The problem:
Count the lines below that contain the word "this" and give only that number.
══════
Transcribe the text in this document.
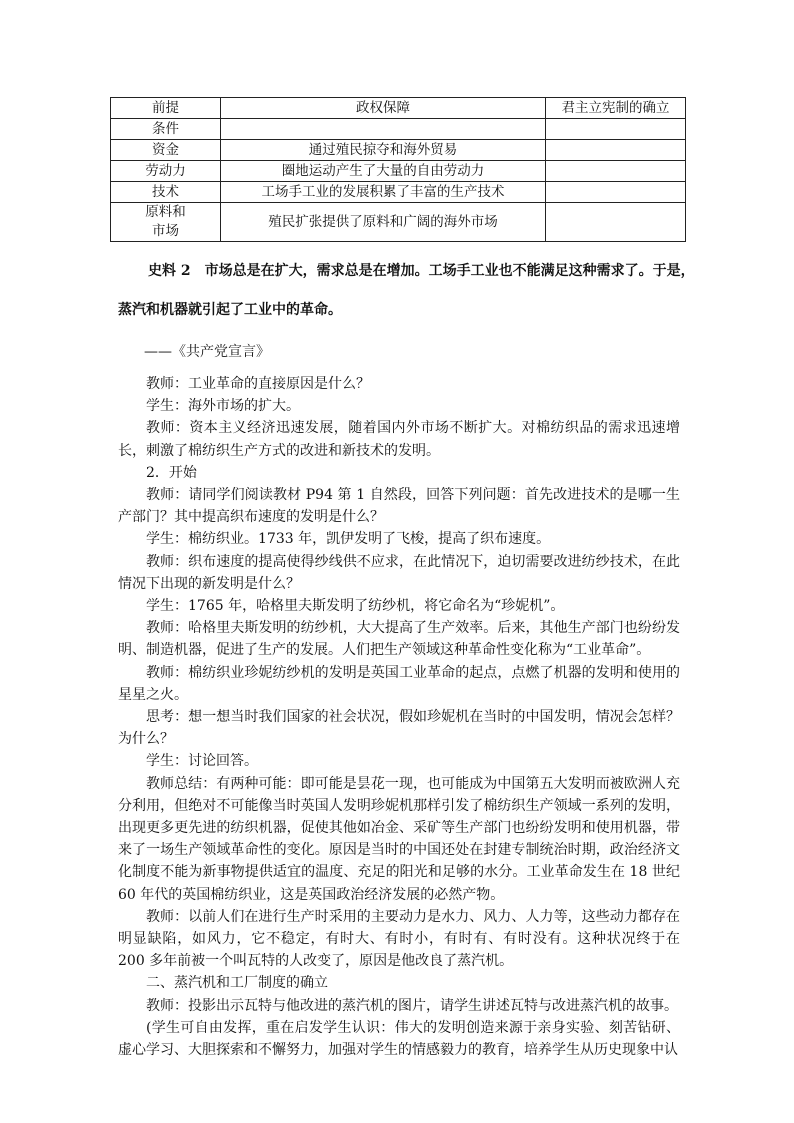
前提	政权保障	君主立宪制的确立
条件		
资金	通过殖民掠夺和海外贸易	
劳动力	圈地运动产生了大量的自由劳动力	
技术	工场手工业的发展积累了丰富的生产技术	
原料和
市场	殖民扩张提供了原料和广阔的海外市场	
史料 2　市场总是在扩大，需求总是在增加。工场手工业也不能满足这种需求了。于是，
蒸汽和机器就引起了工业中的革命。
——《共产党宣言》

教师：工业革命的直接原因是什么？

学生：海外市场的扩大。

教师：资本主义经济迅速发展，随着国内外市场不断扩大。对棉纺织品的需求迅速增长，刺激了棉纺织生产方式的改进和新技术的发明。

2．开始

教师：请同学们阅读教材 P94 第 1 自然段，回答下列问题：首先改进技术的是哪一生产部门？其中提高织布速度的发明是什么？

学生：棉纺织业。1733 年，凯伊发明了飞梭，提高了织布速度。

教师：织布速度的提高使得纱线供不应求，在此情况下，迫切需要改进纺纱技术，在此情况下出现的新发明是什么？

学生：1765 年，哈格里夫斯发明了纺纱机，将它命名为“珍妮机”。

教师：哈格里夫斯发明的纺纱机，大大提高了生产效率。后来，其他生产部门也纷纷发明、制造机器，促进了生产的发展。人们把生产领域这种革命性变化称为“工业革命”。

教师：棉纺织业珍妮纺纱机的发明是英国工业革命的起点，点燃了机器的发明和使用的星星之火。

思考：想一想当时我们国家的社会状况，假如珍妮机在当时的中国发明，情况会怎样？为什么？

学生：讨论回答。

教师总结：有两种可能：即可能是昙花一现，也可能成为中国第五大发明而被欧洲人充分利用，但绝对不可能像当时英国人发明珍妮机那样引发了棉纺织生产领域一系列的发明，出现更多更先进的纺织机器，促使其他如冶金、采矿等生产部门也纷纷发明和使用机器，带来了一场生产领域革命性的变化。原因是当时的中国还处在封建专制统治时期，政治经济文化制度不能为新事物提供适宜的温度、充足的阳光和足够的水分。工业革命发生在 18 世纪 60 年代的英国棉纺织业，这是英国政治经济发展的必然产物。

教师：以前人们在进行生产时采用的主要动力是水力、风力、人力等，这些动力都存在明显缺陷，如风力，它不稳定，有时大、有时小，有时有、有时没有。这种状况终于在 200 多年前被一个叫瓦特的人改变了，原因是他改良了蒸汽机。

二、蒸汽机和工厂制度的确立

教师：投影出示瓦特与他改进的蒸汽机的图片，请学生讲述瓦特与改进蒸汽机的故事。

(学生可自由发挥，重在启发学生认识：伟大的发明创造来源于亲身实验、刻苦钻研、虚心学习、大胆探索和不懈努力，加强对学生的情感毅力的教育，培养学生从历史现象中认
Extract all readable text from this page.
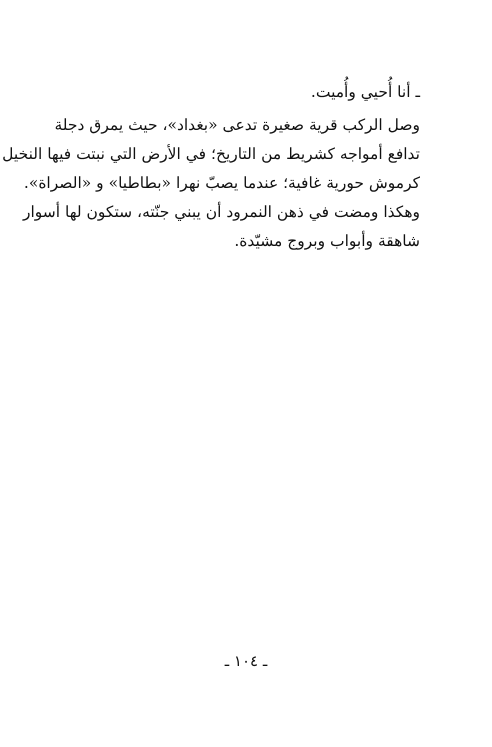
ـ أنا أُحيي وأُميت.
وصل الركب قرية صغيرة تدعى «بغداد»، حيث يمرق دجلة
تدافع أمواجه كشريط من التاريخ؛ في الأرض التي نبتت فيها النخيل
كرموش حورية غافية؛ عندما يصبّ نهرا «بطاطيا» و «الصراة».
وهكذا ومضت في ذهن النمرود أن يبني جنّته، ستكون لها أسوار
شاهقة وأبواب وبروج مشيّدة.
ـ ١٠٤ ـ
══════
Solved problem:
2